# start of EXERCISE MATERIAL

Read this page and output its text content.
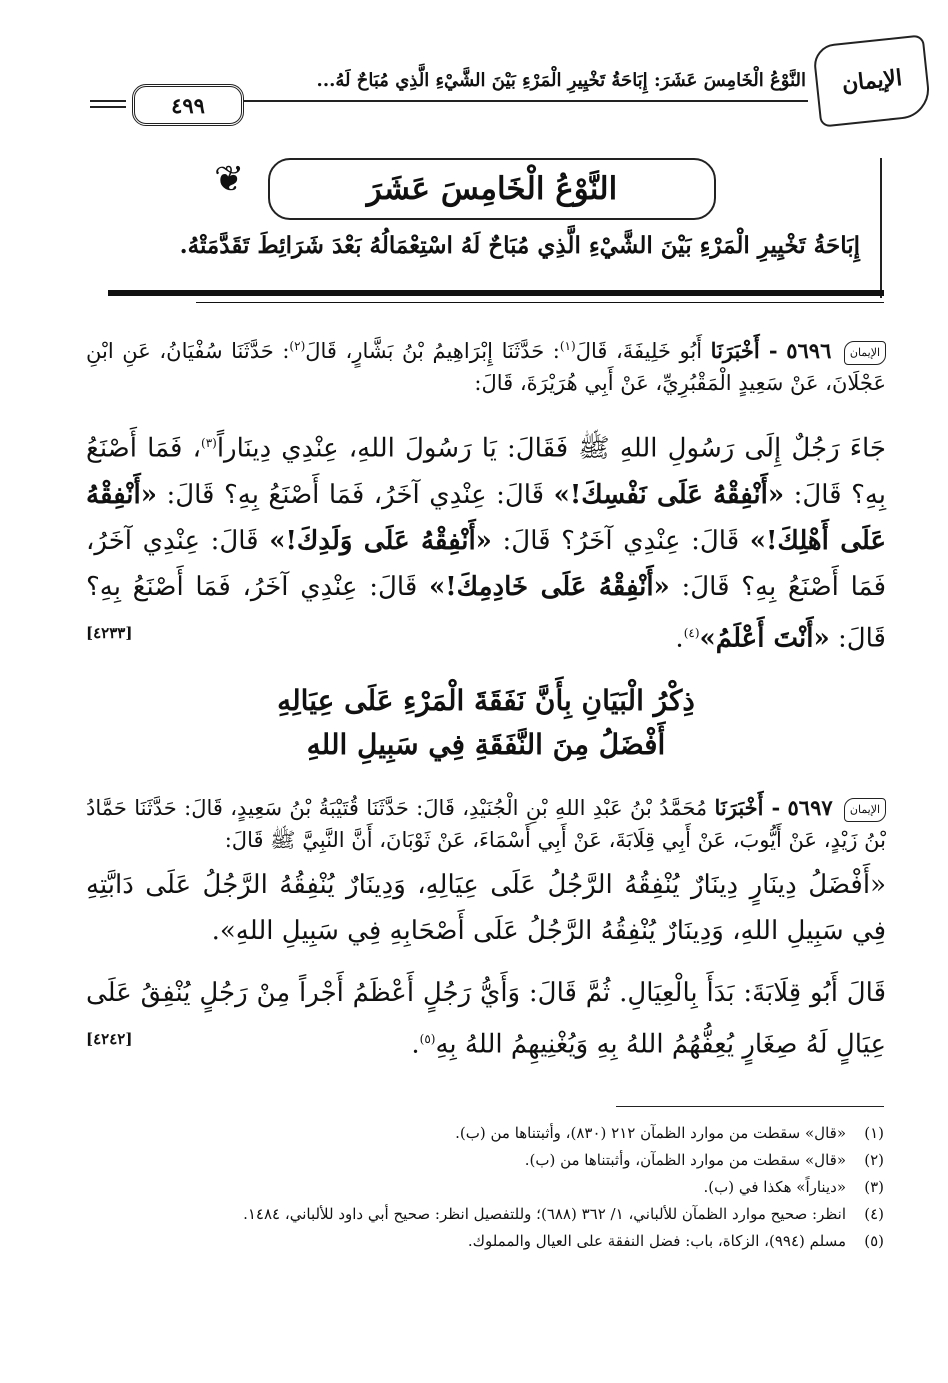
الإيمان
النَّوْعُ الْخَامِسَ عَشَرَ: إِبَاحَةُ تَخْيِيرِ الْمَرْءِ بَيْنَ الشَّيْءِ الَّذِي مُبَاحٌ لَهُ...
٤٩٩
النَّوْعُ الْخَامِسَ عَشَرَ
❦
إِبَاحَةُ تَخْيِيرِ الْمَرْءِ بَيْنَ الشَّيْءِ الَّذِي مُبَاحٌ لَهُ اسْتِعْمَالُهُ بَعْدَ شَرَائِطَ تَقَدَّمَتْهُ.
الإيمان ٥٦٩٦ - أَخْبَرَنَا أَبُو خَلِيفَةَ، قَالَ$^{(١)}$: حَدَّثَنَا إِبْرَاهِيمُ بْنُ بَشَّارٍ، قَالَ$^{(٢)}$: حَدَّثَنَا سُفْيَانُ، عَنِ ابْنِ عَجْلَانَ، عَنْ سَعِيدٍ الْمَقْبُرِيِّ، عَنْ أَبِي هُرَيْرَةَ، قَالَ:
جَاءَ رَجُلٌ إِلَى رَسُولِ اللهِ ﷺ فَقَالَ: يَا رَسُولَ اللهِ، عِنْدِي دِينَاراً$^{(٣)}$، فَمَا أَصْنَعُ بِهِ؟ قَالَ: «أَنْفِقْهُ عَلَى نَفْسِكَ!» قَالَ: عِنْدِي آخَرُ، فَمَا أَصْنَعُ بِهِ؟ قَالَ: «أَنْفِقْهُ عَلَى أَهْلِكَ!» قَالَ: عِنْدِي آخَرُ؟ قَالَ: «أَنْفِقْهُ عَلَى وَلَدِكَ!» قَالَ: عِنْدِي آخَرُ، فَمَا أَصْنَعُ بِهِ؟ قَالَ: «أَنْفِقْهُ عَلَى خَادِمِكَ!» قَالَ: عِنْدِي آخَرُ، فَمَا أَصْنَعُ بِهِ؟ قَالَ: «أَنْتَ أَعْلَمُ»$^{(٤)}$.
[٤٢٣٣]
ذِكْرُ الْبَيَانِ بِأَنَّ نَفَقَةَ الْمَرْءِ عَلَى عِيَالِهِ
أَفْضَلُ مِنَ النَّفَقَةِ فِي سَبِيلِ اللهِ
الإيمان ٥٦٩٧ - أَخْبَرَنَا مُحَمَّدُ بْنُ عَبْدِ اللهِ بْنِ الْجُنَيْدِ، قَالَ: حَدَّثَنَا قُتَيْبَةُ بْنُ سَعِيدٍ، قَالَ: حَدَّثَنَا حَمَّادُ بْنُ زَيْدٍ، عَنْ أَيُّوبَ، عَنْ أَبِي قِلَابَةَ، عَنْ أَبِي أَسْمَاءَ، عَنْ ثَوْبَانَ، أَنَّ النَّبِيَّ ﷺ قَالَ:
«أَفْضَلُ دِينَارٍ دِينَارٌ يُنْفِقُهُ الرَّجُلُ عَلَى عِيَالِهِ، وَدِينَارٌ يُنْفِقُهُ الرَّجُلُ عَلَى دَابَّتِهِ فِي سَبِيلِ اللهِ، وَدِينَارٌ يُنْفِقُهُ الرَّجُلُ عَلَى أَصْحَابِهِ فِي سَبِيلِ اللهِ».
قَالَ أَبُو قِلَابَةَ: بَدَأَ بِالْعِيَالِ. ثُمَّ قَالَ: وَأَيُّ رَجُلٍ أَعْظَمُ أَجْراً مِنْ رَجُلٍ يُنْفِقُ عَلَى عِيَالٍ لَهُ صِغَارٍ يُعِفُّهُمُ اللهُ بِهِ وَيُغْنِيهِمُ اللهُ بِهِ$^{(٥)}$.
[٤٢٤٢]
(١)
«قال» سقطت من موارد الظمآن ٢١٢ (٨٣٠)، وأثبتناها من (ب).
(٢)
«قال» سقطت من موارد الظمآن، وأثبتناها من (ب).
(٣)
«ديناراً» هكذا في (ب).
(٤)
انظر: صحيح موارد الظمآن للألباني، ١/ ٣٦٢ (٦٨٨)؛ وللتفصيل انظر: صحيح أبي داود للألباني، ١٤٨٤.
(٥)
مسلم (٩٩٤)، الزكاة، باب: فضل النفقة على العيال والمملوك.
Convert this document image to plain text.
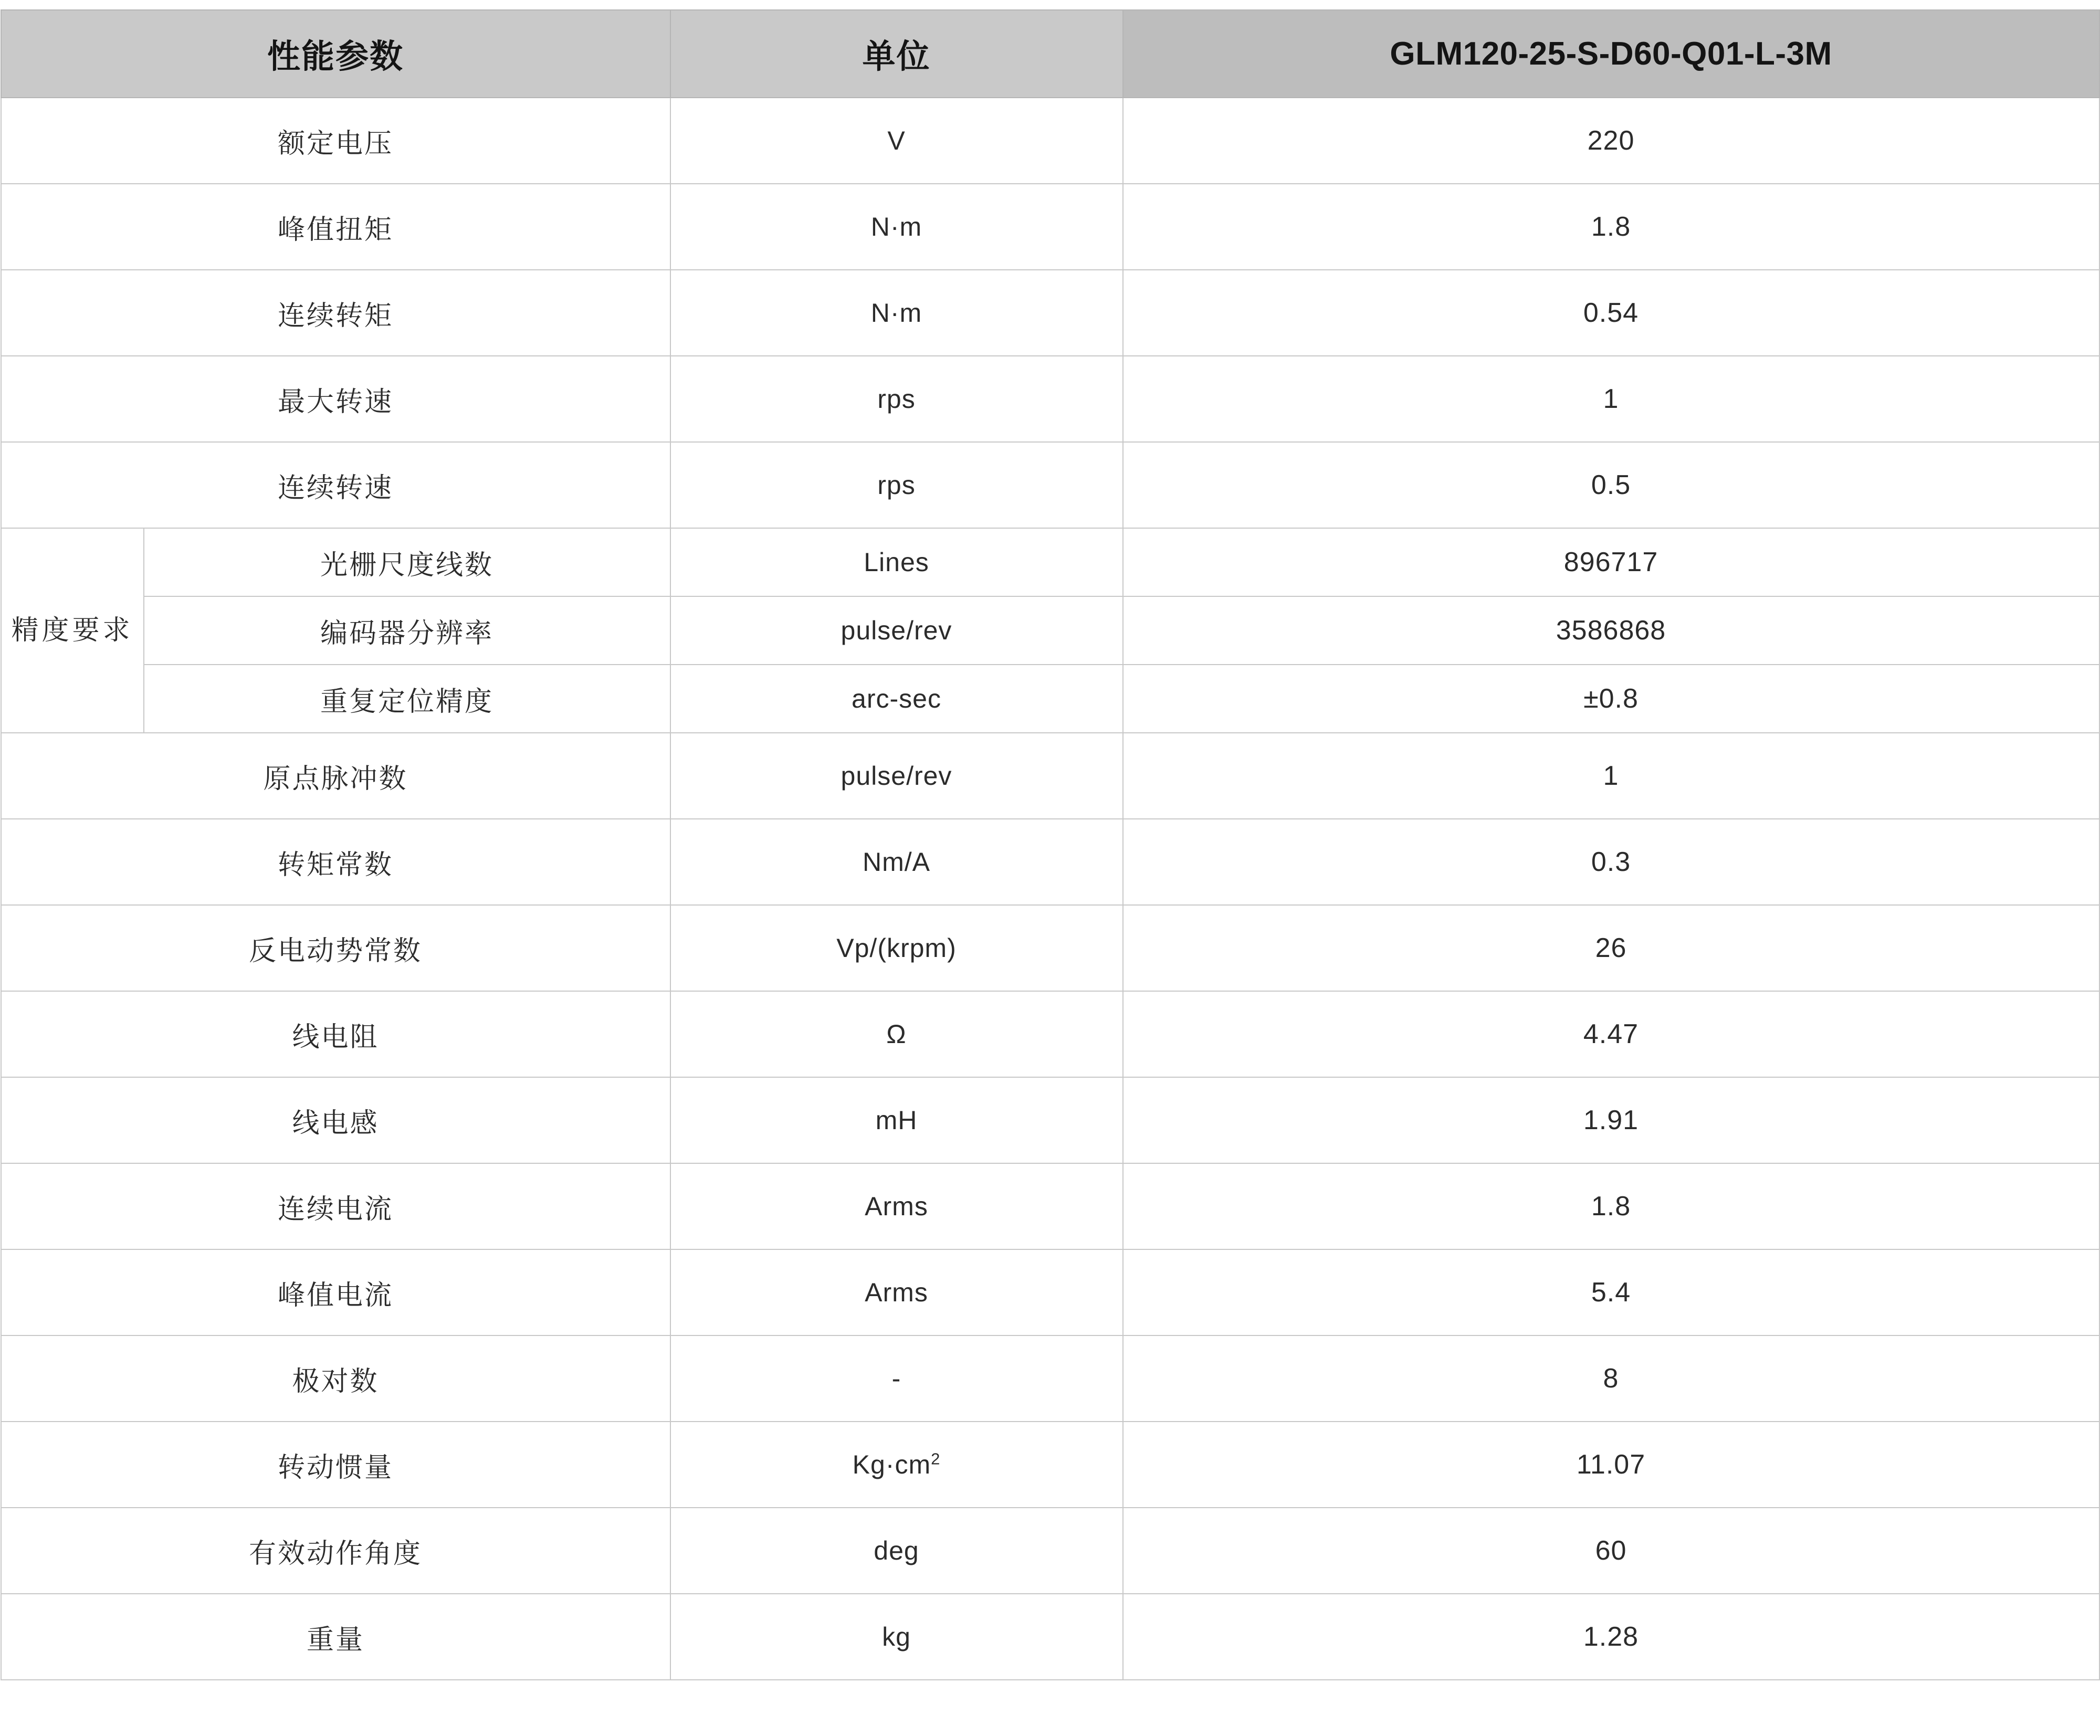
性能参数		单位	GLM120-25-S-D60-Q01-L-3M
额定电压		V	220
峰值扭矩		N·m	1.8
连续转矩		N·m	0.54
最大转速		rps	1
连续转速		rps	0.5

精度要求	光栅尺度线数	Lines	896717
	编码器分辨率	pulse/rev	3586868
	重复定位精度	arc-sec	±0.8
原点脉冲数		pulse/rev	1
转矩常数		Nm/A	0.3
反电动势常数		Vp/(krpm)	26
线电阻		Ω	4.47
线电感		mH	1.91
连续电流		Arms	1.8
峰值电流		Arms	5.4
极对数		-	8
转动惯量		$Kg\cdot cm^2$	11.07
有效动作角度		deg	60
重量		kg	1.28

# end of EXERCISE MATERIAL

→ SET PROBLEM: Copy each line that holds the word "سقطت".

→ RESULT OF THIS EXERCISE:
«قال» سقطت من موارد الظمآن ٢١٢ (٨٣٠)، وأثبتناها من (ب).
«قال» سقطت من موارد الظمآن، وأثبتناها من (ب).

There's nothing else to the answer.